-- START --

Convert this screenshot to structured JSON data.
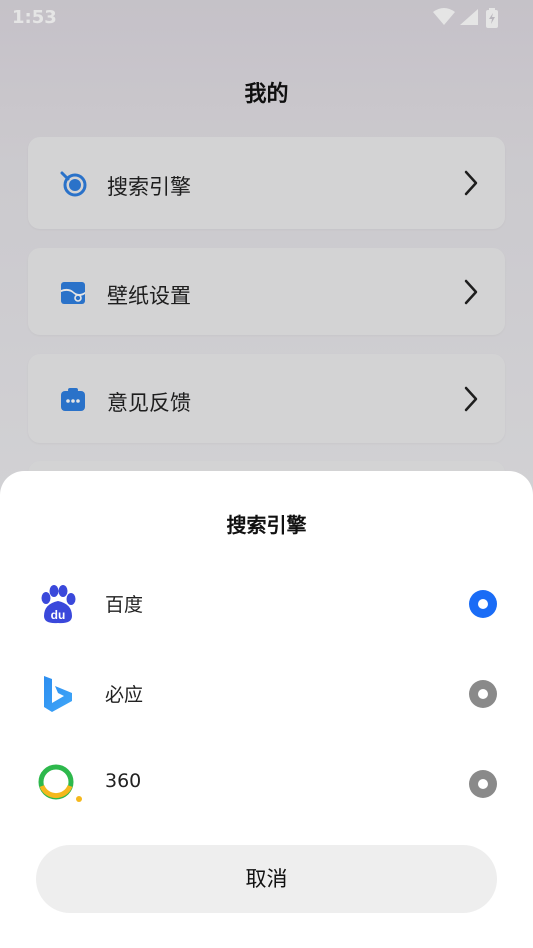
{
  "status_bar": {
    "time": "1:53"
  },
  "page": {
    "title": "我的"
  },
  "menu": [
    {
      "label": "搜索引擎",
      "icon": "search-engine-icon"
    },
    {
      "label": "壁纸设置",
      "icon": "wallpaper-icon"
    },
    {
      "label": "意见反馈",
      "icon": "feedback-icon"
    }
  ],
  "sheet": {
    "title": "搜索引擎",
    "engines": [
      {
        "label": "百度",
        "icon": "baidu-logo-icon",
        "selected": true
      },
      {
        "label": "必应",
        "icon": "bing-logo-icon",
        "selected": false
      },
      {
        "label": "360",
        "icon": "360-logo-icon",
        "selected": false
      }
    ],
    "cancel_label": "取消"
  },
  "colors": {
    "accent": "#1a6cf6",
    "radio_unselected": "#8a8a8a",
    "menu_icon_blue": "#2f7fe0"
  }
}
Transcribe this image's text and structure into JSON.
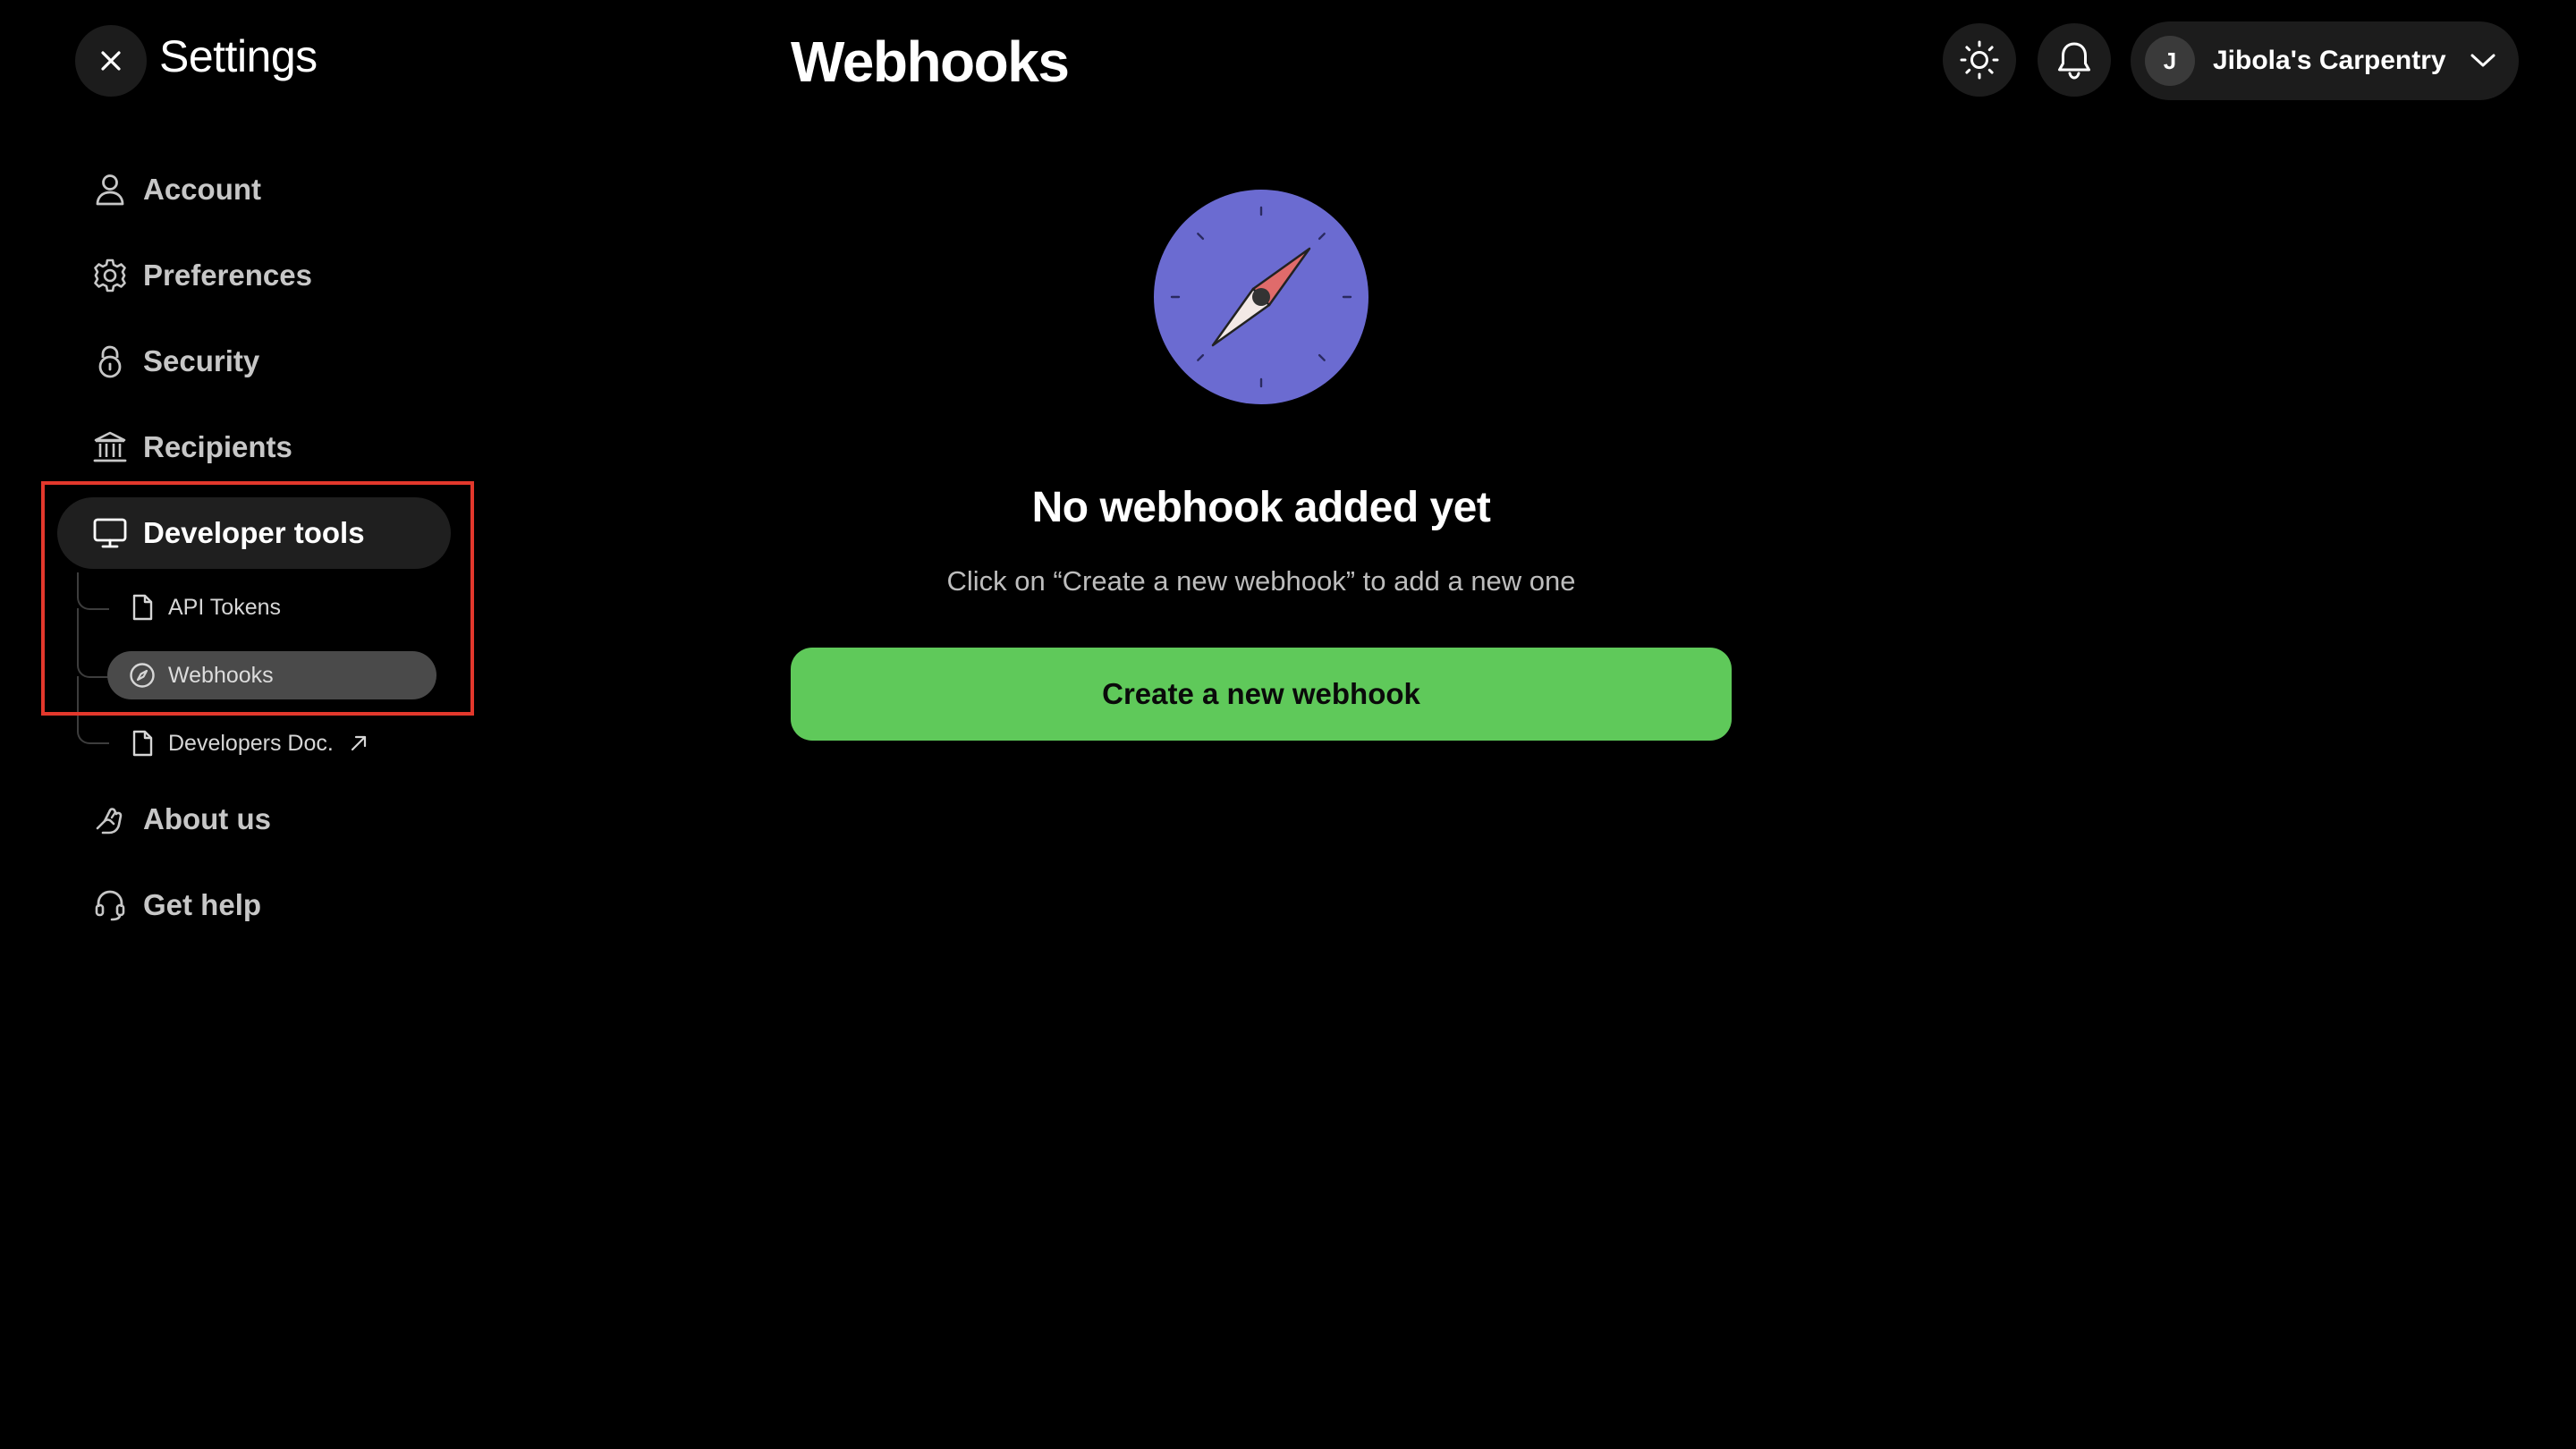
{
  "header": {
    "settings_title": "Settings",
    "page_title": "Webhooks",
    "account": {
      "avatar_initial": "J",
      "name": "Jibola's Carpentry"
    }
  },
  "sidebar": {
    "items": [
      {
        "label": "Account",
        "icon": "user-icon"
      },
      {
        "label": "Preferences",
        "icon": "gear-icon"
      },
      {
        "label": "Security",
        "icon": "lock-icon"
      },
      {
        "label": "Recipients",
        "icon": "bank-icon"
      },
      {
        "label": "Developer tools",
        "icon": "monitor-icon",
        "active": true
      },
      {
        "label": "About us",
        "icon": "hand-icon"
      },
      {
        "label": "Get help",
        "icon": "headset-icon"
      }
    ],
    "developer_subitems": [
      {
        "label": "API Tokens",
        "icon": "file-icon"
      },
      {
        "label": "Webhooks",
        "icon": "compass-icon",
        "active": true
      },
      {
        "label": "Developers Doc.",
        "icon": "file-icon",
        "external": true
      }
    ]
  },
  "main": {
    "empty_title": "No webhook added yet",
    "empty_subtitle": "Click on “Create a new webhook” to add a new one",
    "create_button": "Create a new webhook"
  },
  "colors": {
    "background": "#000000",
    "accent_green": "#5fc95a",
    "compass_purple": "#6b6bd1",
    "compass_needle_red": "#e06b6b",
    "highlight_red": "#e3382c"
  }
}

-- END --

# [Short problem]
Every entry must be written out exactly, with all pictures left out.

# [Response]
Convert this screenshot to structured JSON data.
{
  "status_bar": {
    "time": "1:53"
  },
  "page": {
    "title": "我的"
  },
  "menu": [
    {
      "label": "搜索引擎",
      "icon": "search-engine-icon"
    },
    {
      "label": "壁纸设置",
      "icon": "wallpaper-icon"
    },
    {
      "label": "意见反馈",
      "icon": "feedback-icon"
    }
  ],
  "sheet": {
    "title": "搜索引擎",
    "engines": [
      {
        "label": "百度",
        "icon": "baidu-logo-icon",
        "selected": true
      },
      {
        "label": "必应",
        "icon": "bing-logo-icon",
        "selected": false
      },
      {
        "label": "360",
        "icon": "360-logo-icon",
        "selected": false
      }
    ],
    "cancel_label": "取消"
  },
  "colors": {
    "accent": "#1a6cf6",
    "radio_unselected": "#8a8a8a",
    "menu_icon_blue": "#2f7fe0"
  }
}
Transcribe this image's text and structure into JSON.
{
  "header": {
    "settings_title": "Settings",
    "page_title": "Webhooks",
    "account": {
      "avatar_initial": "J",
      "name": "Jibola's Carpentry"
    }
  },
  "sidebar": {
    "items": [
      {
        "label": "Account",
        "icon": "user-icon"
      },
      {
        "label": "Preferences",
        "icon": "gear-icon"
      },
      {
        "label": "Security",
        "icon": "lock-icon"
      },
      {
        "label": "Recipients",
        "icon": "bank-icon"
      },
      {
        "label": "Developer tools",
        "icon": "monitor-icon",
        "active": true
      },
      {
        "label": "About us",
        "icon": "hand-icon"
      },
      {
        "label": "Get help",
        "icon": "headset-icon"
      }
    ],
    "developer_subitems": [
      {
        "label": "API Tokens",
        "icon": "file-icon"
      },
      {
        "label": "Webhooks",
        "icon": "compass-icon",
        "active": true
      },
      {
        "label": "Developers Doc.",
        "icon": "file-icon",
        "external": true
      }
    ]
  },
  "main": {
    "empty_title": "No webhook added yet",
    "empty_subtitle": "Click on “Create a new webhook” to add a new one",
    "create_button": "Create a new webhook"
  },
  "colors": {
    "background": "#000000",
    "accent_green": "#5fc95a",
    "compass_purple": "#6b6bd1",
    "compass_needle_red": "#e06b6b",
    "highlight_red": "#e3382c"
  }
}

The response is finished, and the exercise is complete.